[Extracted records]

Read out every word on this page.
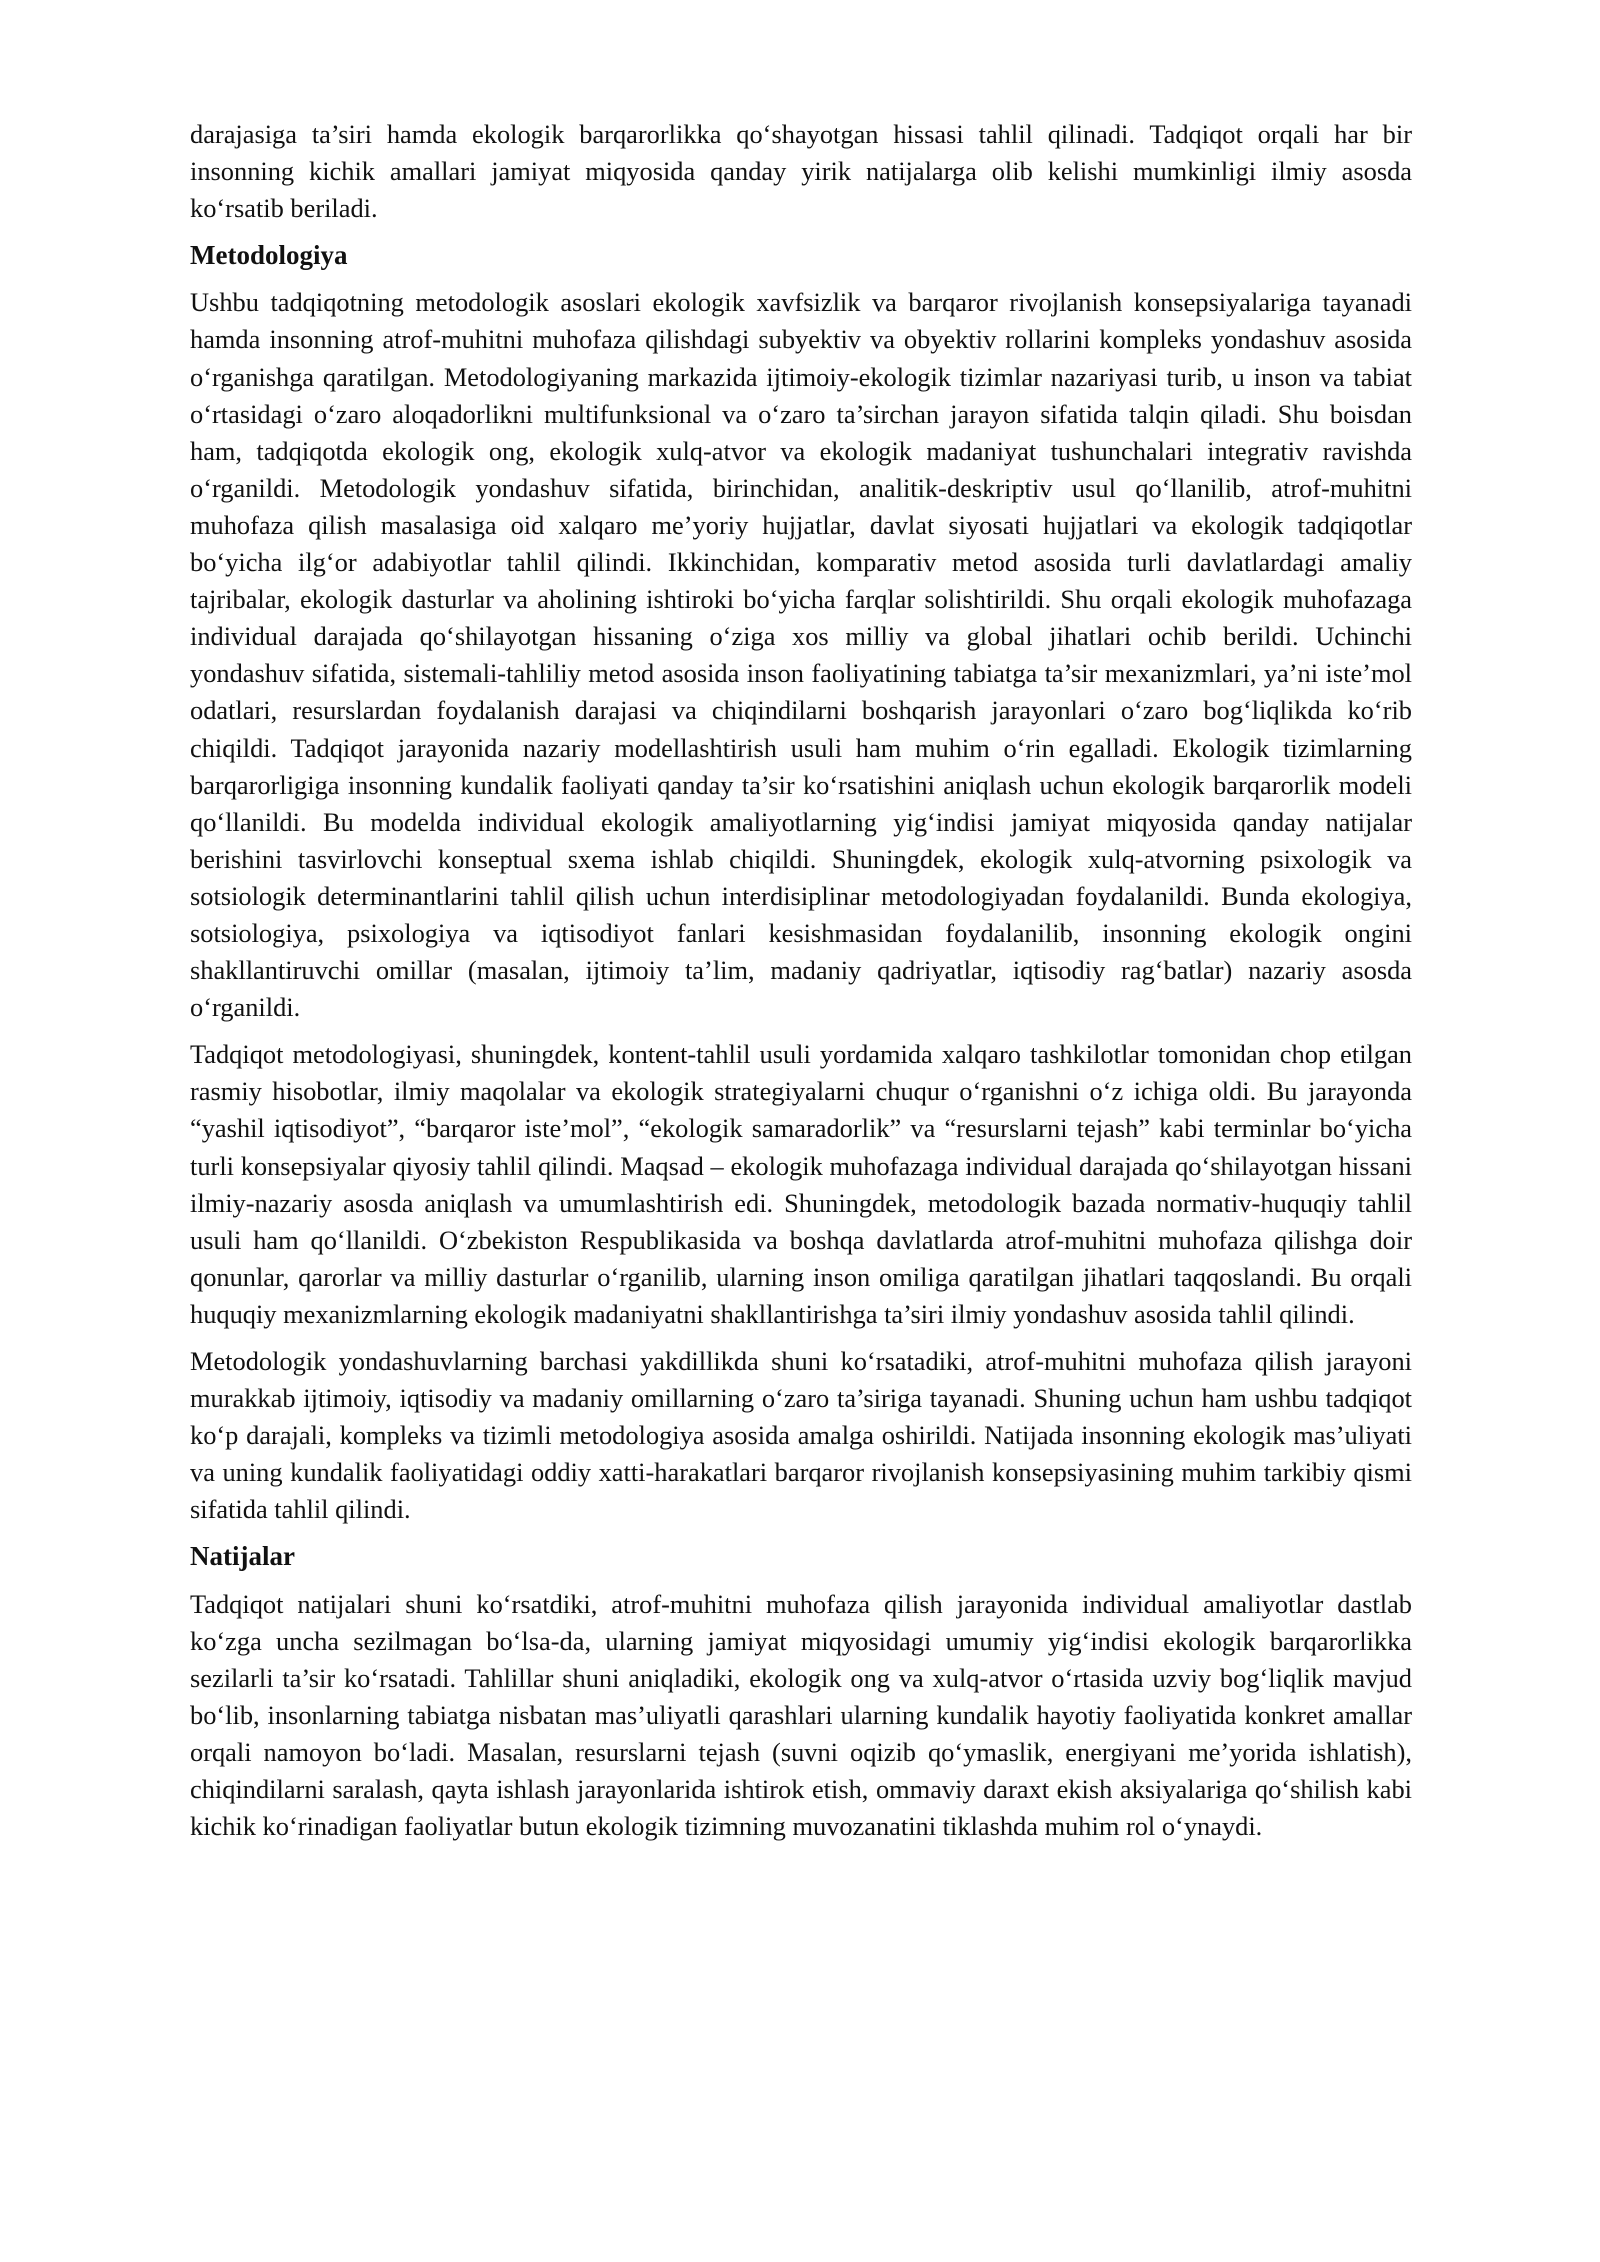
darajasiga ta’siri hamda ekologik barqarorlikka qo‘shayotgan hissasi tahlil qilinadi. Tadqiqot orqali har bir insonning kichik amallari jamiyat miqyosida qanday yirik natijalarga olib kelishi mumkinligi ilmiy asosda ko‘rsatib beriladi.

Metodologiya

Ushbu tadqiqotning metodologik asoslari ekologik xavfsizlik va barqaror rivojlanish konsepsiyalariga tayanadi hamda insonning atrof-muhitni muhofaza qilishdagi subyektiv va obyektiv rollarini kompleks yondashuv asosida o‘rganishga qaratilgan. Metodologiyaning markazida ijtimoiy-ekologik tizimlar nazariyasi turib, u inson va tabiat o‘rtasidagi o‘zaro aloqadorlikni multifunksional va o‘zaro ta’sirchan jarayon sifatida talqin qiladi. Shu boisdan ham, tadqiqotda ekologik ong, ekologik xulq-atvor va ekologik madaniyat tushunchalari integrativ ravishda o‘rganildi. Metodologik yondashuv sifatida, birinchidan, analitik-deskriptiv usul qo‘llanilib, atrof-muhitni muhofaza qilish masalasiga oid xalqaro me’yoriy hujjatlar, davlat siyosati hujjatlari va ekologik tadqiqotlar bo‘yicha ilg‘or adabiyotlar tahlil qilindi. Ikkinchidan, komparativ metod asosida turli davlatlardagi amaliy tajribalar, ekologik dasturlar va aholining ishtiroki bo‘yicha farqlar solishtirildi. Shu orqali ekologik muhofazaga individual darajada qo‘shilayotgan hissaning o‘ziga xos milliy va global jihatlari ochib berildi. Uchinchi yondashuv sifatida, sistemali-tahliliy metod asosida inson faoliyatining tabiatga ta’sir mexanizmlari, ya’ni iste’mol odatlari, resurslardan foydalanish darajasi va chiqindilarni boshqarish jarayonlari o‘zaro bog‘liqlikda ko‘rib chiqildi. Tadqiqot jarayonida nazariy modellashtirish usuli ham muhim o‘rin egalladi. Ekologik tizimlarning barqarorligiga insonning kundalik faoliyati qanday ta’sir ko‘rsatishini aniqlash uchun ekologik barqarorlik modeli qo‘llanildi. Bu modelda individual ekologik amaliyotlarning yig‘indisi jamiyat miqyosida qanday natijalar berishini tasvirlovchi konseptual sxema ishlab chiqildi. Shuningdek, ekologik xulq-atvorning psixologik va sotsiologik determinantlarini tahlil qilish uchun interdisiplinar metodologiyadan foydalanildi. Bunda ekologiya, sotsiologiya, psixologiya va iqtisodiyot fanlari kesishmasidan foydalanilib, insonning ekologik ongini shakllantiruvchi omillar (masalan, ijtimoiy ta’lim, madaniy qadriyatlar, iqtisodiy rag‘batlar) nazariy asosda o‘rganildi.

Tadqiqot metodologiyasi, shuningdek, kontent-tahlil usuli yordamida xalqaro tashkilotlar tomonidan chop etilgan rasmiy hisobotlar, ilmiy maqolalar va ekologik strategiyalarni chuqur o‘rganishni o‘z ichiga oldi. Bu jarayonda “yashil iqtisodiyot”, “barqaror iste’mol”, “ekologik samaradorlik” va “resurslarni tejash” kabi terminlar bo‘yicha turli konsepsiyalar qiyosiy tahlil qilindi. Maqsad – ekologik muhofazaga individual darajada qo‘shilayotgan hissani ilmiy-nazariy asosda aniqlash va umumlashtirish edi. Shuningdek, metodologik bazada normativ-huquqiy tahlil usuli ham qo‘llanildi. O‘zbekiston Respublikasida va boshqa davlatlarda atrof-muhitni muhofaza qilishga doir qonunlar, qarorlar va milliy dasturlar o‘rganilib, ularning inson omiliga qaratilgan jihatlari taqqoslandi. Bu orqali huquqiy mexanizmlarning ekologik madaniyatni shakllantirishga ta’siri ilmiy yondashuv asosida tahlil qilindi.

Metodologik yondashuvlarning barchasi yakdillikda shuni ko‘rsatadiki, atrof-muhitni muhofaza qilish jarayoni murakkab ijtimoiy, iqtisodiy va madaniy omillarning o‘zaro ta’siriga tayanadi. Shuning uchun ham ushbu tadqiqot ko‘p darajali, kompleks va tizimli metodologiya asosida amalga oshirildi. Natijada insonning ekologik mas’uliyati va uning kundalik faoliyatidagi oddiy xatti-harakatlari barqaror rivojlanish konsepsiyasining muhim tarkibiy qismi sifatida tahlil qilindi.

Natijalar

Tadqiqot natijalari shuni ko‘rsatdiki, atrof-muhitni muhofaza qilish jarayonida individual amaliyotlar dastlab ko‘zga uncha sezilmagan bo‘lsa-da, ularning jamiyat miqyosidagi umumiy yig‘indisi ekologik barqarorlikka sezilarli ta’sir ko‘rsatadi. Tahlillar shuni aniqladiki, ekologik ong va xulq-atvor o‘rtasida uzviy bog‘liqlik mavjud bo‘lib, insonlarning tabiatga nisbatan mas’uliyatli qarashlari ularning kundalik hayotiy faoliyatida konkret amallar orqali namoyon bo‘ladi. Masalan, resurslarni tejash (suvni oqizib qo‘ymaslik, energiyani me’yorida ishlatish), chiqindilarni saralash, qayta ishlash jarayonlarida ishtirok etish, ommaviy daraxt ekish aksiyalariga qo‘shilish kabi kichik ko‘rinadigan faoliyatlar butun ekologik tizimning muvozanatini tiklashda muhim rol o‘ynaydi.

DIRECTIONS – Look for lines containing the string "ilmiy" and copy them all.

OUTPUT –
darajasiga ta’siri hamda ekologik barqarorlikka qo‘shayotgan hissasi tahlil qilinadi. Tadqiqot orqali har bir insonning kichik amallari jamiyat miqyosida qanday yirik natijalarga olib kelishi mumkinligi ilmiy asosda ko‘rsatib beriladi.
Tadqiqot metodologiyasi, shuningdek, kontent-tahlil usuli yordamida xalqaro tashkilotlar tomonidan chop etilgan rasmiy hisobotlar, ilmiy maqolalar va ekologik strategiyalarni chuqur o‘rganishni o‘z ichiga oldi. Bu jarayonda “yashil iqtisodiyot”, “barqaror iste’mol”, “ekologik samaradorlik” va “resurslarni tejash” kabi terminlar bo‘yicha turli konsepsiyalar qiyosiy tahlil qilindi. Maqsad – ekologik muhofazaga individual darajada qo‘shilayotgan hissani ilmiy-nazariy asosda aniqlash va umumlashtirish edi. Shuningdek, metodologik bazada normativ-huquqiy tahlil usuli ham qo‘llanildi. O‘zbekiston Respublikasida va boshqa davlatlarda atrof-muhitni muhofaza qilishga doir qonunlar, qarorlar va milliy dasturlar o‘rganilib, ularning inson omiliga qaratilgan jihatlari taqqoslandi. Bu orqali huquqiy mexanizmlarning ekologik madaniyatni shakllantirishga ta’siri ilmiy yondashuv asosida tahlil qilindi.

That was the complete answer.